STATED TASK -
Write the entries out again exactly as they stand, but without the pictures.

Figure contents as structured data -
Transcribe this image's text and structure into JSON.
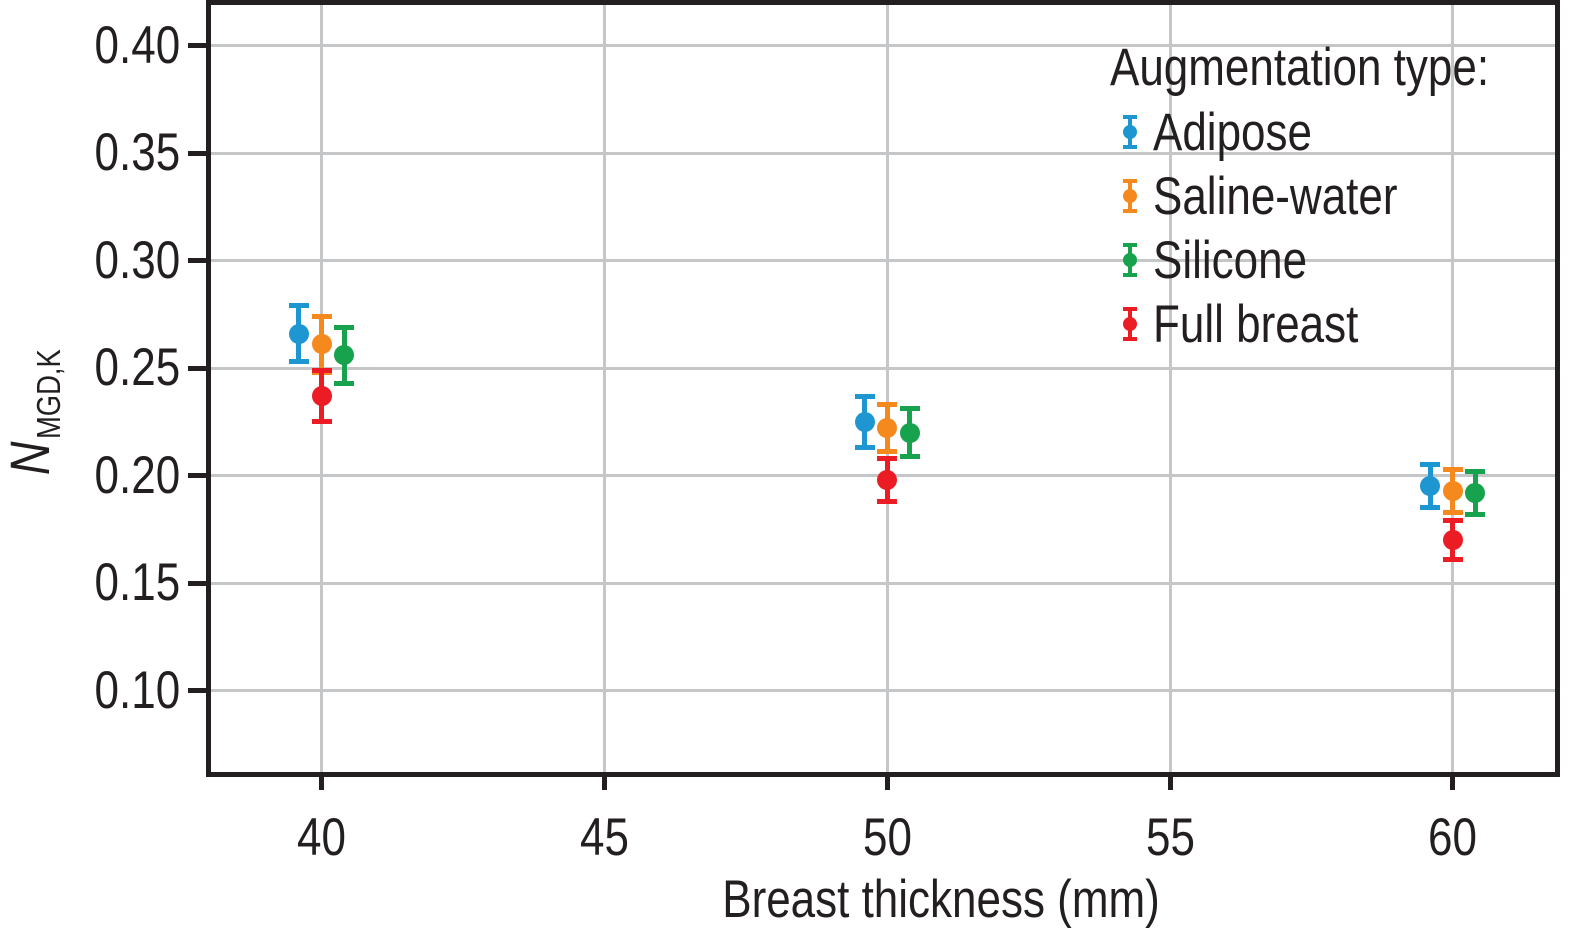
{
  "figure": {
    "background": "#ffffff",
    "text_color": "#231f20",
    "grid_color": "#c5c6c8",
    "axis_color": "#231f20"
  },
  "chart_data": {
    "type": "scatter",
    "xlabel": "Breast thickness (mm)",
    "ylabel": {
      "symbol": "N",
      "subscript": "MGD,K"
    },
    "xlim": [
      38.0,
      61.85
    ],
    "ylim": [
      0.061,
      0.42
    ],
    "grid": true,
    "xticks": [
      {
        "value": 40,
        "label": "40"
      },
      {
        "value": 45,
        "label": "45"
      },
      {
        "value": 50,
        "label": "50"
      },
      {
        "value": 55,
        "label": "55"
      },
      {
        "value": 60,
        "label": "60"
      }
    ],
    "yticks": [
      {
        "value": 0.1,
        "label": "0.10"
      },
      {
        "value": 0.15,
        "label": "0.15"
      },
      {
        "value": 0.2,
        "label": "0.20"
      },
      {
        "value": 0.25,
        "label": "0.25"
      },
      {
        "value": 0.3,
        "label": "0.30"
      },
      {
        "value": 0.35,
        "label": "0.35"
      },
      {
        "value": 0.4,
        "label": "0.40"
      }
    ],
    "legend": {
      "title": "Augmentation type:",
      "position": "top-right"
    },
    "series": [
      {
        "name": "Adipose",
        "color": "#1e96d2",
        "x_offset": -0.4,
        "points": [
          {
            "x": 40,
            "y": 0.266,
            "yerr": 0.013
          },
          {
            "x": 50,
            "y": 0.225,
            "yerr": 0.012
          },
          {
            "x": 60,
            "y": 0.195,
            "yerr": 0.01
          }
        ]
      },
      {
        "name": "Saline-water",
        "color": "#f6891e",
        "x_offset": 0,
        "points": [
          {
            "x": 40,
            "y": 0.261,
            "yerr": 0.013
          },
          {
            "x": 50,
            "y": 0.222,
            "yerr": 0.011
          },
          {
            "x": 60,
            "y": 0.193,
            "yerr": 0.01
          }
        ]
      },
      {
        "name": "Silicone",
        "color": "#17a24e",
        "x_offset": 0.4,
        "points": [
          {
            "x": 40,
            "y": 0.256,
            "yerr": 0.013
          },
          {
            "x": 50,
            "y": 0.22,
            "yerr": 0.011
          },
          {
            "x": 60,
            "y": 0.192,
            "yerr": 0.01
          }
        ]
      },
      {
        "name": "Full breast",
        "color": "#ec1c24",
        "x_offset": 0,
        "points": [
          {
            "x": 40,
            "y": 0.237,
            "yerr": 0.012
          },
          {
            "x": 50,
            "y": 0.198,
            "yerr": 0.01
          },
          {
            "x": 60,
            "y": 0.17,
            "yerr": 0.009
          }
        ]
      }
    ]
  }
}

RESULT FOR THIS TASK -
Transcribe this image's text and structure into JSON.
{
  "figure": {
    "background": "#ffffff",
    "text_color": "#231f20",
    "grid_color": "#c5c6c8",
    "axis_color": "#231f20"
  },
  "chart_data": {
    "type": "scatter",
    "xlabel": "Breast thickness (mm)",
    "ylabel": {
      "symbol": "N",
      "subscript": "MGD,K"
    },
    "xlim": [
      38.0,
      61.85
    ],
    "ylim": [
      0.061,
      0.42
    ],
    "grid": true,
    "xticks": [
      {
        "value": 40,
        "label": "40"
      },
      {
        "value": 45,
        "label": "45"
      },
      {
        "value": 50,
        "label": "50"
      },
      {
        "value": 55,
        "label": "55"
      },
      {
        "value": 60,
        "label": "60"
      }
    ],
    "yticks": [
      {
        "value": 0.1,
        "label": "0.10"
      },
      {
        "value": 0.15,
        "label": "0.15"
      },
      {
        "value": 0.2,
        "label": "0.20"
      },
      {
        "value": 0.25,
        "label": "0.25"
      },
      {
        "value": 0.3,
        "label": "0.30"
      },
      {
        "value": 0.35,
        "label": "0.35"
      },
      {
        "value": 0.4,
        "label": "0.40"
      }
    ],
    "legend": {
      "title": "Augmentation type:",
      "position": "top-right"
    },
    "series": [
      {
        "name": "Adipose",
        "color": "#1e96d2",
        "x_offset": -0.4,
        "points": [
          {
            "x": 40,
            "y": 0.266,
            "yerr": 0.013
          },
          {
            "x": 50,
            "y": 0.225,
            "yerr": 0.012
          },
          {
            "x": 60,
            "y": 0.195,
            "yerr": 0.01
          }
        ]
      },
      {
        "name": "Saline-water",
        "color": "#f6891e",
        "x_offset": 0,
        "points": [
          {
            "x": 40,
            "y": 0.261,
            "yerr": 0.013
          },
          {
            "x": 50,
            "y": 0.222,
            "yerr": 0.011
          },
          {
            "x": 60,
            "y": 0.193,
            "yerr": 0.01
          }
        ]
      },
      {
        "name": "Silicone",
        "color": "#17a24e",
        "x_offset": 0.4,
        "points": [
          {
            "x": 40,
            "y": 0.256,
            "yerr": 0.013
          },
          {
            "x": 50,
            "y": 0.22,
            "yerr": 0.011
          },
          {
            "x": 60,
            "y": 0.192,
            "yerr": 0.01
          }
        ]
      },
      {
        "name": "Full breast",
        "color": "#ec1c24",
        "x_offset": 0,
        "points": [
          {
            "x": 40,
            "y": 0.237,
            "yerr": 0.012
          },
          {
            "x": 50,
            "y": 0.198,
            "yerr": 0.01
          },
          {
            "x": 60,
            "y": 0.17,
            "yerr": 0.009
          }
        ]
      }
    ]
  }
}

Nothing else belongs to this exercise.